(begin)

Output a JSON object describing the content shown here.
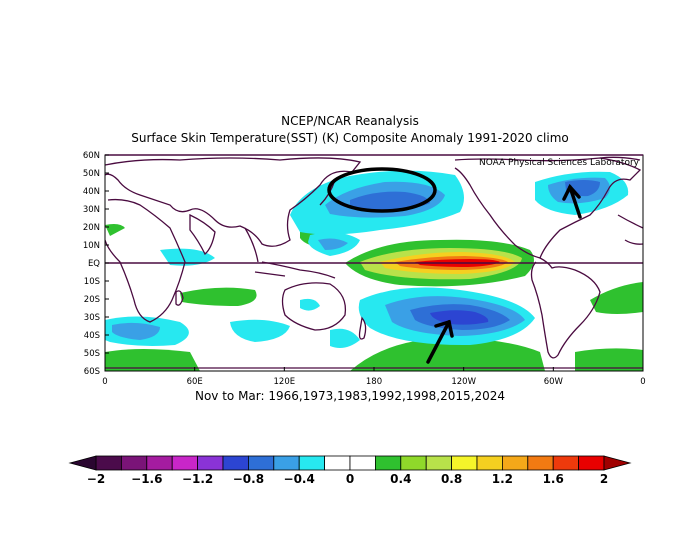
{
  "title_line1": "NCEP/NCAR Reanalysis",
  "title_line2": "Surface Skin Temperature(SST) (K) Composite Anomaly 1991-2020 climo",
  "credit": "NOAA Physical Sciences Laboratory",
  "subtitle": "Nov to Mar: 1966,1973,1983,1992,1998,2015,2024",
  "lat_labels": [
    "60N",
    "50N",
    "40N",
    "30N",
    "20N",
    "10N",
    "EQ",
    "10S",
    "20S",
    "30S",
    "40S",
    "50S",
    "60S"
  ],
  "lon_labels": [
    "0",
    "60E",
    "120E",
    "180",
    "120W",
    "60W",
    "0"
  ],
  "colorbar": {
    "labels": [
      "-2",
      "-1.6",
      "-1.2",
      "-0.8",
      "-0.4",
      "0",
      "0.4",
      "0.8",
      "1.2",
      "1.6",
      "2"
    ],
    "colors": [
      "#4b0b4b",
      "#7a1478",
      "#a51ca0",
      "#c826c8",
      "#8a33d6",
      "#2c45d2",
      "#2e6fd6",
      "#3aa0e6",
      "#27e8f0",
      "#ffffff",
      "#ffffff",
      "#2fc12f",
      "#8fd92a",
      "#b8e24a",
      "#f5f52a",
      "#f5d020",
      "#f5a819",
      "#f27a12",
      "#ee3a0c",
      "#e80000"
    ]
  },
  "colors": {
    "frame": "#4a0b40",
    "coast": "#4a0b40",
    "warm_core": "#e80000",
    "cool_core": "#2c45d2"
  }
}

(end)

=== PROBLEM TO WORK ON ===
Copy the material above in full and exactly, skipping pictures.

=== EXPECTED OUTPUT ===
Output a JSON object describing the content shown here.
{
  "title_line1": "NCEP/NCAR Reanalysis",
  "title_line2": "Surface Skin Temperature(SST) (K) Composite Anomaly 1991-2020 climo",
  "credit": "NOAA Physical Sciences Laboratory",
  "subtitle": "Nov to Mar: 1966,1973,1983,1992,1998,2015,2024",
  "lat_labels": [
    "60N",
    "50N",
    "40N",
    "30N",
    "20N",
    "10N",
    "EQ",
    "10S",
    "20S",
    "30S",
    "40S",
    "50S",
    "60S"
  ],
  "lon_labels": [
    "0",
    "60E",
    "120E",
    "180",
    "120W",
    "60W",
    "0"
  ],
  "colorbar": {
    "labels": [
      "-2",
      "-1.6",
      "-1.2",
      "-0.8",
      "-0.4",
      "0",
      "0.4",
      "0.8",
      "1.2",
      "1.6",
      "2"
    ],
    "colors": [
      "#4b0b4b",
      "#7a1478",
      "#a51ca0",
      "#c826c8",
      "#8a33d6",
      "#2c45d2",
      "#2e6fd6",
      "#3aa0e6",
      "#27e8f0",
      "#ffffff",
      "#ffffff",
      "#2fc12f",
      "#8fd92a",
      "#b8e24a",
      "#f5f52a",
      "#f5d020",
      "#f5a819",
      "#f27a12",
      "#ee3a0c",
      "#e80000"
    ]
  },
  "colors": {
    "frame": "#4a0b40",
    "coast": "#4a0b40",
    "warm_core": "#e80000",
    "cool_core": "#2c45d2"
  }
}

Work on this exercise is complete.